TASK OBJECTIVE: Collect all lines from the listing that include the string "FIELD".

EXCERPTED DATA:
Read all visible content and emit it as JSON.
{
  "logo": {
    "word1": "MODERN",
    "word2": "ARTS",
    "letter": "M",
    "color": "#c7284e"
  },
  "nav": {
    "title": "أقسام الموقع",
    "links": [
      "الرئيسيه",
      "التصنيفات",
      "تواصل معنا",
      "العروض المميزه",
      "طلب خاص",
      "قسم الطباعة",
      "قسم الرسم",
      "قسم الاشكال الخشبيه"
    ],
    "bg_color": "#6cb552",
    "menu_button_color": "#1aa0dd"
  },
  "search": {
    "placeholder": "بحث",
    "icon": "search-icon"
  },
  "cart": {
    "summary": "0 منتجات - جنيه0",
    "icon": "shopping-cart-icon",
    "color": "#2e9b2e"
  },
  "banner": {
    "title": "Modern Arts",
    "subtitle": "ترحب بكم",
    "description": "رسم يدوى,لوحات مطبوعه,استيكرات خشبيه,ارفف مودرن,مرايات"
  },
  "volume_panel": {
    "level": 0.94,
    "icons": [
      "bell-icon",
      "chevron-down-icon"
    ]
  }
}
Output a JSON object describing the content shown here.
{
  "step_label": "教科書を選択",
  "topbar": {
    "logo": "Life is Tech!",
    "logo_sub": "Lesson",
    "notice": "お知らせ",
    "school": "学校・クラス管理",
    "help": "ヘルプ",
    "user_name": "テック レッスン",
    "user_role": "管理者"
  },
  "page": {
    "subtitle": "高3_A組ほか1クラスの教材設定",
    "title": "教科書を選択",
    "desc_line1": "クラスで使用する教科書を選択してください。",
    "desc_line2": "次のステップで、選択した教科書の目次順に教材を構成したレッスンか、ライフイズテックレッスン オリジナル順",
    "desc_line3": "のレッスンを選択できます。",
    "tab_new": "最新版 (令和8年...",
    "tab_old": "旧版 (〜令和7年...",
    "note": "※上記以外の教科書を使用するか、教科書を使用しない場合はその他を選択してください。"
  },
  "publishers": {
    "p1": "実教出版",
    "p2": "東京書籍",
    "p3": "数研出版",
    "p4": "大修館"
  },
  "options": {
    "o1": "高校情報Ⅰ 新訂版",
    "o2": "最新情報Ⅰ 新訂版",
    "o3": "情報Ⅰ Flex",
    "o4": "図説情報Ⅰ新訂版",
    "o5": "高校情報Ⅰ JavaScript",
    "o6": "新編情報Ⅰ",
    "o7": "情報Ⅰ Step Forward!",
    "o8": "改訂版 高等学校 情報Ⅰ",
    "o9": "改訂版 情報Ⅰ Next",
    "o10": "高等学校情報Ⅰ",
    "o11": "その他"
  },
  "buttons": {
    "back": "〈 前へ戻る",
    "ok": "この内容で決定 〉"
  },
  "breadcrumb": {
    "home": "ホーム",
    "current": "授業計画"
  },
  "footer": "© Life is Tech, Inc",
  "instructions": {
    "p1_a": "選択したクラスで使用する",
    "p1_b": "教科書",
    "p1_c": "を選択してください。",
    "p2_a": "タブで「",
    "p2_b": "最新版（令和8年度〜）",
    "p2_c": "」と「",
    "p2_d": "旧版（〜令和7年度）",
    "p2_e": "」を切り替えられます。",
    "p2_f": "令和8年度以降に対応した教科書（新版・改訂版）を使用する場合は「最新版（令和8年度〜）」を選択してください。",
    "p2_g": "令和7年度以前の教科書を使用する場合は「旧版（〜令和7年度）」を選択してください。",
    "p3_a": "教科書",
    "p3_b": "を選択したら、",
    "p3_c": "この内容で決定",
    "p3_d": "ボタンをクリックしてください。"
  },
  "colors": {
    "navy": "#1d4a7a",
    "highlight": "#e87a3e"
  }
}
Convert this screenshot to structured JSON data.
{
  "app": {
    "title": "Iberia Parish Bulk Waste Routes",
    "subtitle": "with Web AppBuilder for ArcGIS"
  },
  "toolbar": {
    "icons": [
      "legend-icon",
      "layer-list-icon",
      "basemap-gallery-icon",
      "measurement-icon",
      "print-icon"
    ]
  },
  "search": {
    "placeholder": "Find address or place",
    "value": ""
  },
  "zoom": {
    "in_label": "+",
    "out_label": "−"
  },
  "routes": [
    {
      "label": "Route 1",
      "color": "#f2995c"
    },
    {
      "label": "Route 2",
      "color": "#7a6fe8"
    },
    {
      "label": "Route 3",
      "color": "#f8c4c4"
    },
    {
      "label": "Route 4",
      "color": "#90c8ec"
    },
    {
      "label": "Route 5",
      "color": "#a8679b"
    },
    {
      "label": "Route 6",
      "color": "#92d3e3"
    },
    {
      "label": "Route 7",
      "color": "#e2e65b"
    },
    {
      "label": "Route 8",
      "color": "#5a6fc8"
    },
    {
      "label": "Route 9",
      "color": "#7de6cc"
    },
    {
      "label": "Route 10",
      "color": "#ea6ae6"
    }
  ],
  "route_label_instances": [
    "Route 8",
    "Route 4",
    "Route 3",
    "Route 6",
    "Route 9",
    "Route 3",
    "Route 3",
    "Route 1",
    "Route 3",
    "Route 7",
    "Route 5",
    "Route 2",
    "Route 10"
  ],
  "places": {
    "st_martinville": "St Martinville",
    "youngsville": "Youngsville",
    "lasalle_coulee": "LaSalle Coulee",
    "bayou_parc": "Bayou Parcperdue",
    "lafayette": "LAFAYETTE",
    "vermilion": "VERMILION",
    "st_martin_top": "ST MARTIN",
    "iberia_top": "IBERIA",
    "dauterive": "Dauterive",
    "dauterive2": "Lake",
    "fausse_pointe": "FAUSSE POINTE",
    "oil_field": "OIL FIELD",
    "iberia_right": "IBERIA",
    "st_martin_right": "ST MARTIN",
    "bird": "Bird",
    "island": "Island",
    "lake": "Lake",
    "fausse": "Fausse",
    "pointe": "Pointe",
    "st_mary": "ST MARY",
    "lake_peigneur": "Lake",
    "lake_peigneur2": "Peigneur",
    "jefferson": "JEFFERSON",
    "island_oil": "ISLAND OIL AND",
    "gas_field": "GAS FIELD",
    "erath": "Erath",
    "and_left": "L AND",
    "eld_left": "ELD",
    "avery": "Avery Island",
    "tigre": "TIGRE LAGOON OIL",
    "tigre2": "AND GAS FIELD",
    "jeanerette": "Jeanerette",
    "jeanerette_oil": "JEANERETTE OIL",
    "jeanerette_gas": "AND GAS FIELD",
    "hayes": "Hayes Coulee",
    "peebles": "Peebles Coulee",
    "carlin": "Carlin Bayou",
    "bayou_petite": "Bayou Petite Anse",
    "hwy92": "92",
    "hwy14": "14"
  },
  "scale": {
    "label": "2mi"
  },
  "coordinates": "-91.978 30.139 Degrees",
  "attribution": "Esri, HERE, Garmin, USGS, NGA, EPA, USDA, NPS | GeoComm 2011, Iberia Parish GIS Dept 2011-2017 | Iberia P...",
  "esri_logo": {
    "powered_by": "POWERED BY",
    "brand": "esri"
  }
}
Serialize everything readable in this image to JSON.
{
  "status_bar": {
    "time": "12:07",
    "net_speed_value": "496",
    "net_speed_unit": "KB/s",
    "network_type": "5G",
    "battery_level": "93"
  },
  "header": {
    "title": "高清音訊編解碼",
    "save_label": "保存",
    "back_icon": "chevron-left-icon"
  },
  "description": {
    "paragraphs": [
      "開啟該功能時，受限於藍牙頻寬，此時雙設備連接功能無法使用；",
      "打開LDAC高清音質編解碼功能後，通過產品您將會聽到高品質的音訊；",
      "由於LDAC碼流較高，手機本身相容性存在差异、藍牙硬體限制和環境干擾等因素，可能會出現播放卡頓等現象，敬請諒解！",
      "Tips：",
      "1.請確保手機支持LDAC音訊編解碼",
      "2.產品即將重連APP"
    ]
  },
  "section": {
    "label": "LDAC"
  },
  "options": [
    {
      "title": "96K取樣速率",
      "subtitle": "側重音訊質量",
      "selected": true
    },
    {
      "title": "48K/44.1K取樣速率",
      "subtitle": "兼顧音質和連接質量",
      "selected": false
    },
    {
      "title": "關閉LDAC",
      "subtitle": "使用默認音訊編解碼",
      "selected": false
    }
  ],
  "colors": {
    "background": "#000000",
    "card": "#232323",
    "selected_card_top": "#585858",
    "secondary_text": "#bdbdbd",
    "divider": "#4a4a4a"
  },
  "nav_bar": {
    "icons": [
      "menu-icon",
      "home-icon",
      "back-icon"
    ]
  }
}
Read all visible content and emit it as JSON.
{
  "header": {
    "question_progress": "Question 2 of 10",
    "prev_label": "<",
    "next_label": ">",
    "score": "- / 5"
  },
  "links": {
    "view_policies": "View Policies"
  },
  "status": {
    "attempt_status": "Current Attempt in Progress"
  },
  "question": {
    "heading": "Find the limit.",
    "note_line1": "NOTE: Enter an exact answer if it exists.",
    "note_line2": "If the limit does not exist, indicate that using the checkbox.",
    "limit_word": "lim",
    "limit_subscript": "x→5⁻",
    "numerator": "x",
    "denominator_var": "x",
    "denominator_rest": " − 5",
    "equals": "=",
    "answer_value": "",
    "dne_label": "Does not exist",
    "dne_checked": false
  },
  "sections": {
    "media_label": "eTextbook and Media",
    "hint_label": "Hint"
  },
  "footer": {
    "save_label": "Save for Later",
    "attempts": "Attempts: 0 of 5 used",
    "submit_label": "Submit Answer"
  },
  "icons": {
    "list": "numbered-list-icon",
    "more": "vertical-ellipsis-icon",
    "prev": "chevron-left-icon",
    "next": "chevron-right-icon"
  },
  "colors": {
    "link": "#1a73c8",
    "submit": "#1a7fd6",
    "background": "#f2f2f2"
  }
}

RESPONSE:
    "oil_field": "OIL FIELD",
    "gas_field": "GAS FIELD",
    "tigre2": "AND GAS FIELD",
    "jeanerette_gas": "AND GAS FIELD",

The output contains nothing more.